▸ What the task requires:
Reproduce the listing that follows with no differences at all.

▸ Data extract:
# # # # # # #

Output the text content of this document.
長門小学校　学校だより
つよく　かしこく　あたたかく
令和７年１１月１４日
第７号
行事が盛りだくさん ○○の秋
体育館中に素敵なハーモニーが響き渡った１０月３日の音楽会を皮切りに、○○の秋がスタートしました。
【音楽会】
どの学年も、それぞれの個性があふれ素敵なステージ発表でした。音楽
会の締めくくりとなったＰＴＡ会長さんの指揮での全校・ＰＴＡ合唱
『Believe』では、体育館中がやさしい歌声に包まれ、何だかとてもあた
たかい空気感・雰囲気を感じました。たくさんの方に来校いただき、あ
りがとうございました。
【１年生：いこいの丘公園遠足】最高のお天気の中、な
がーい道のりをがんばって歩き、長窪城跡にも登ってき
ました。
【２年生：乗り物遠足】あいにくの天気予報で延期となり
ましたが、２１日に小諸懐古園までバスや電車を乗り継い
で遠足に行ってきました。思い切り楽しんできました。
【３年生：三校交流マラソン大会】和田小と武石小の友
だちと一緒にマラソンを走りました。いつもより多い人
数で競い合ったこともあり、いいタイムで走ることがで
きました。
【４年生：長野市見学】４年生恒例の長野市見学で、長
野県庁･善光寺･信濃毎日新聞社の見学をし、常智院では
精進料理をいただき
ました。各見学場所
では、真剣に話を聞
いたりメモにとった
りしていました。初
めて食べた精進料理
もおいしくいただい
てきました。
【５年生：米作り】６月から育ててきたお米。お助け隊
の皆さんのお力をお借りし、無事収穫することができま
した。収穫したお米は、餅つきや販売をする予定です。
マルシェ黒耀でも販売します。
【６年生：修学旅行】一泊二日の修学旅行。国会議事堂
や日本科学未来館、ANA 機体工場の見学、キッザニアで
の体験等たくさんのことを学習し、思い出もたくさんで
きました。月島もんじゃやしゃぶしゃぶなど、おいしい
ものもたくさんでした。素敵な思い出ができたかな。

# # # # # # #

▸ Exercise answer:
Output the text content of this document.
長門小学校　学校だより
つよく　かしこく　あたたかく
令和７年１１月１４日
第７号
行事が盛りだくさん ○○の秋
体育館中に素敵なハーモニーが響き渡った１０月３日の音楽会を皮切りに、○○の秋がスタートしました。
【音楽会】
どの学年も、それぞれの個性があふれ素敵なステージ発表でした。音楽
会の締めくくりとなったＰＴＡ会長さんの指揮での全校・ＰＴＡ合唱
『Believe』では、体育館中がやさしい歌声に包まれ、何だかとてもあた
たかい空気感・雰囲気を感じました。たくさんの方に来校いただき、あ
りがとうございました。
【１年生：いこいの丘公園遠足】最高のお天気の中、な
がーい道のりをがんばって歩き、長窪城跡にも登ってき
ました。
【２年生：乗り物遠足】あいにくの天気予報で延期となり
ましたが、２１日に小諸懐古園までバスや電車を乗り継い
で遠足に行ってきました。思い切り楽しんできました。
【３年生：三校交流マラソン大会】和田小と武石小の友
だちと一緒にマラソンを走りました。いつもより多い人
数で競い合ったこともあり、いいタイムで走ることがで
きました。
【４年生：長野市見学】４年生恒例の長野市見学で、長
野県庁･善光寺･信濃毎日新聞社の見学をし、常智院では
精進料理をいただき
ました。各見学場所
では、真剣に話を聞
いたりメモにとった
りしていました。初
めて食べた精進料理
もおいしくいただい
てきました。
【５年生：米作り】６月から育ててきたお米。お助け隊
の皆さんのお力をお借りし、無事収穫することができま
した。収穫したお米は、餅つきや販売をする予定です。
マルシェ黒耀でも販売します。
【６年生：修学旅行】一泊二日の修学旅行。国会議事堂
や日本科学未来館、ANA 機体工場の見学、キッザニアで
の体験等たくさんのことを学習し、思い出もたくさんで
きました。月島もんじゃやしゃぶしゃぶなど、おいしい
ものもたくさんでした。素敵な思い出ができたかな。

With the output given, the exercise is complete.